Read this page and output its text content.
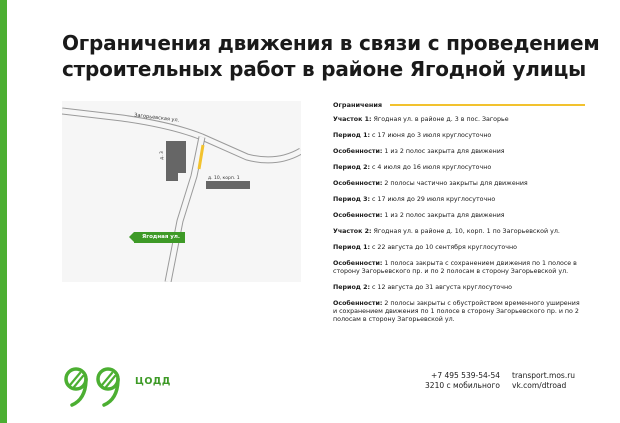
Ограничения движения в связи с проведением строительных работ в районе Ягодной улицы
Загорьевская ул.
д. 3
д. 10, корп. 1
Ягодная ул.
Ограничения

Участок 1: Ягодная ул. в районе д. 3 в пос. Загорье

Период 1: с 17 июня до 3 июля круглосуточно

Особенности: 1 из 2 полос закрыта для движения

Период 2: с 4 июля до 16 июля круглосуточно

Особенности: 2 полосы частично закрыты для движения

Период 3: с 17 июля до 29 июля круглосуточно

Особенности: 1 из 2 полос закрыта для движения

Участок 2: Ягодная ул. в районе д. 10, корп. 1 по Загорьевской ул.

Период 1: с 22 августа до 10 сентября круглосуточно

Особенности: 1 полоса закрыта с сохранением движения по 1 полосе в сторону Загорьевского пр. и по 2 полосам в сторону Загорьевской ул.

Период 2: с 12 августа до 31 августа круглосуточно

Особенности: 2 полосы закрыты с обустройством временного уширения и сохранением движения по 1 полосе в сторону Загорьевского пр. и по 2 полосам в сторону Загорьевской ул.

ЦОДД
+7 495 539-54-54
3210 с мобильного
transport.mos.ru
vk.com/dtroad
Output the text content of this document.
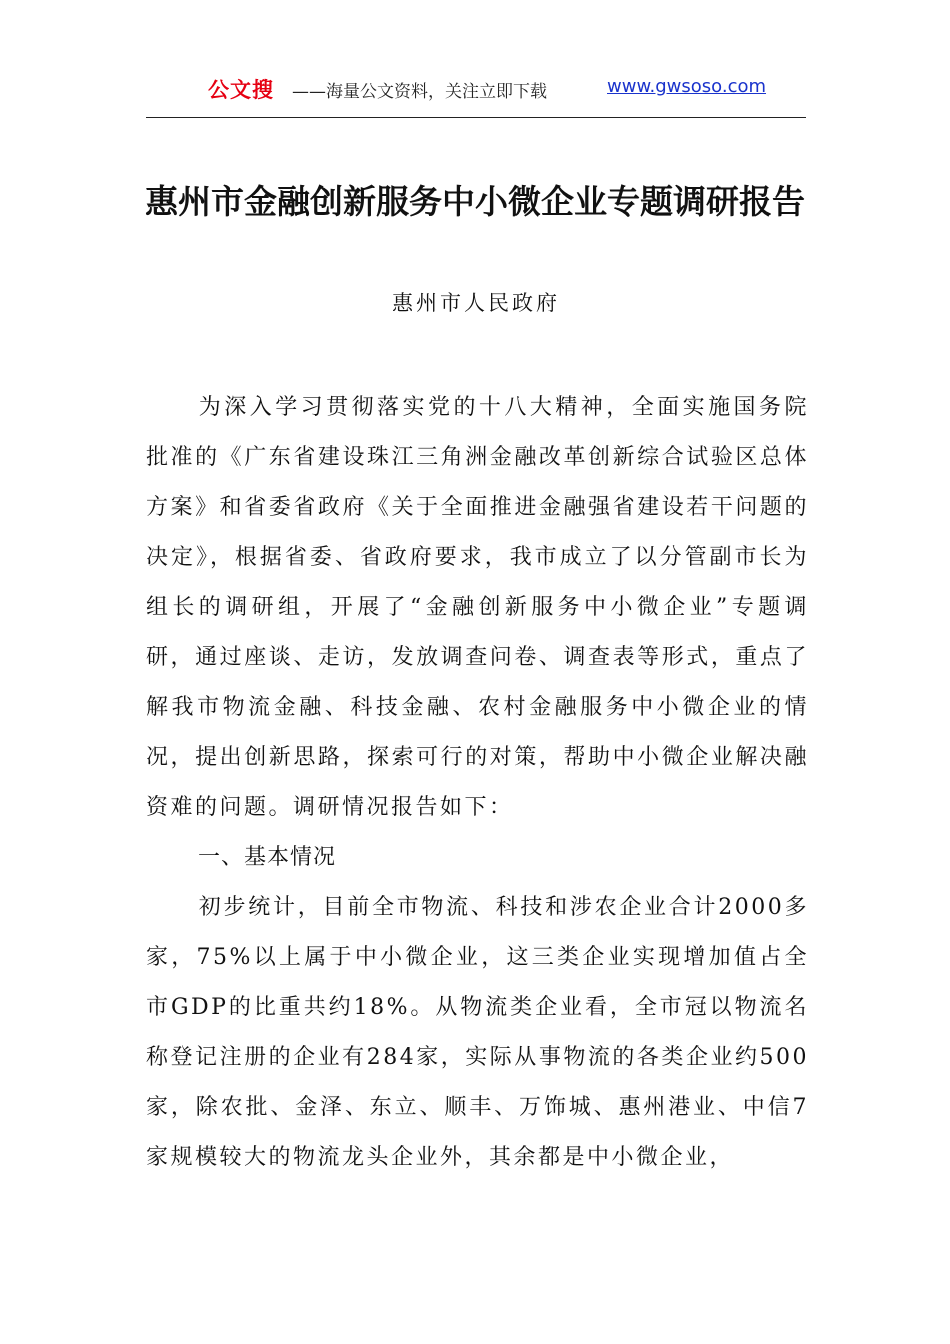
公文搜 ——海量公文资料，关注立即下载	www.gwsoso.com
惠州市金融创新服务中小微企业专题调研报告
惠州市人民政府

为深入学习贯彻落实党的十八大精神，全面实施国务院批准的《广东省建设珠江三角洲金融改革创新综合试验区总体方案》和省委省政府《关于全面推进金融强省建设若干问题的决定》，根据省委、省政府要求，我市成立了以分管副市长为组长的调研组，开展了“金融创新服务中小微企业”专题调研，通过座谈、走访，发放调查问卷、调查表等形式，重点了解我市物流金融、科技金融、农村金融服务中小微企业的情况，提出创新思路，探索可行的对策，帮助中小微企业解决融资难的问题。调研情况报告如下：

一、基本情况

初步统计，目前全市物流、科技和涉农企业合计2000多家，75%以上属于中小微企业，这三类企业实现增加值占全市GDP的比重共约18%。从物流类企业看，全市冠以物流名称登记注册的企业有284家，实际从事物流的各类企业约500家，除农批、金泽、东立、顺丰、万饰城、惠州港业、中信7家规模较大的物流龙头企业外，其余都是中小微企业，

==

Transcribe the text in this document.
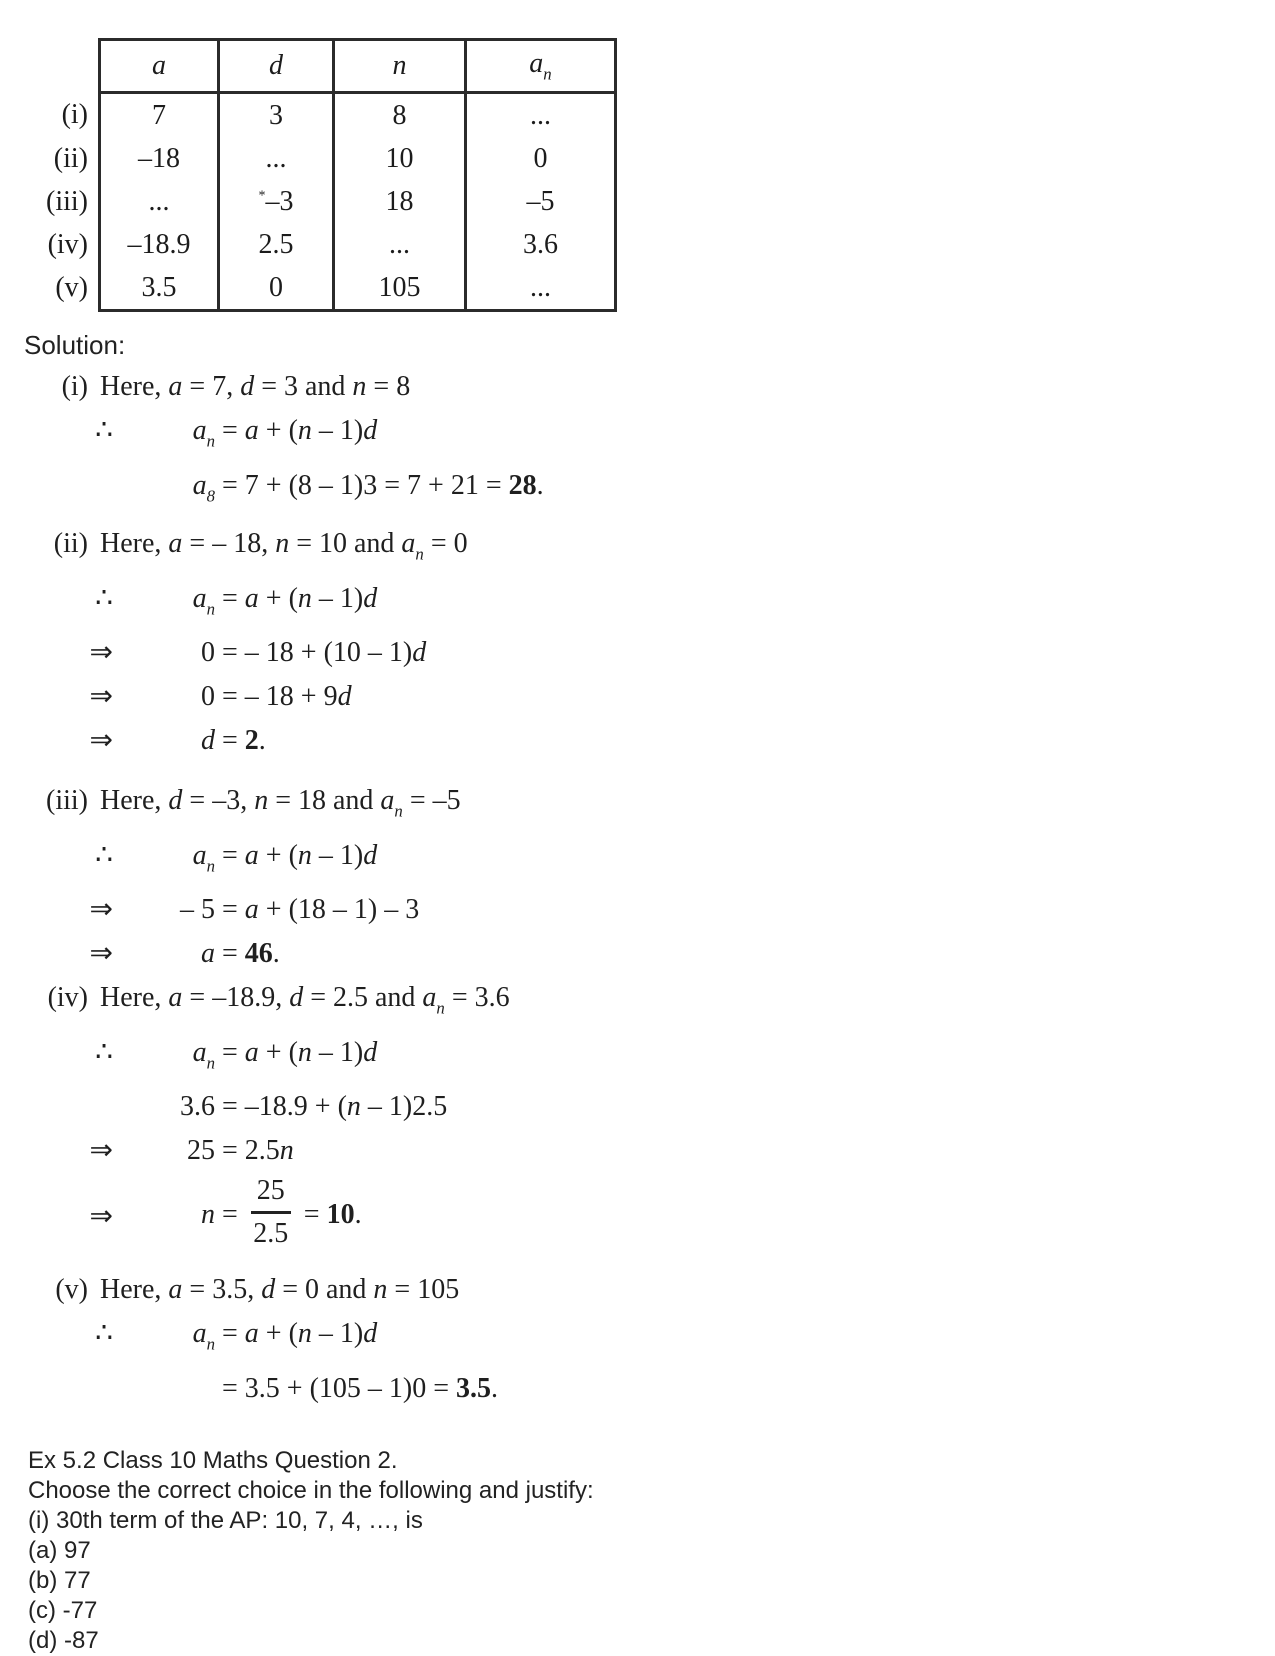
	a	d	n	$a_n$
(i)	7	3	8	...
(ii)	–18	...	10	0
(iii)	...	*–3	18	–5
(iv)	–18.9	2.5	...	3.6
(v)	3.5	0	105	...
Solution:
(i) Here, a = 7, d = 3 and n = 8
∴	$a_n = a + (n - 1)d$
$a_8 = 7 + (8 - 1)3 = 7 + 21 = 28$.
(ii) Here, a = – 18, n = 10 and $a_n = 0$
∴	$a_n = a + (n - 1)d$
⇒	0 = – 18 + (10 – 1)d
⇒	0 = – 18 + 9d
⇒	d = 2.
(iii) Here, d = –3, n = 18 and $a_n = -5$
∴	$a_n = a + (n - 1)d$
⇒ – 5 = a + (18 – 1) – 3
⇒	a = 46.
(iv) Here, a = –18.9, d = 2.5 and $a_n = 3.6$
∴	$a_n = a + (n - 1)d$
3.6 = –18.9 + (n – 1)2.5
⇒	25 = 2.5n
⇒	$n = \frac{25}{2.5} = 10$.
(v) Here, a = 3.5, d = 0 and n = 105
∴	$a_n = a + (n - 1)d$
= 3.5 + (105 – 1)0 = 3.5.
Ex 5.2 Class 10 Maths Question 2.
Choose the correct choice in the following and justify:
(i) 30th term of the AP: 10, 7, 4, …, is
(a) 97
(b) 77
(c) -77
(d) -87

* Required work
Which lines hold the string "августа"? Copy all of them from the data above.

* Reply
Период 1: с 22 августа до 10 сентября круглосуточно
Период 2: с 12 августа до 31 августа круглосуточно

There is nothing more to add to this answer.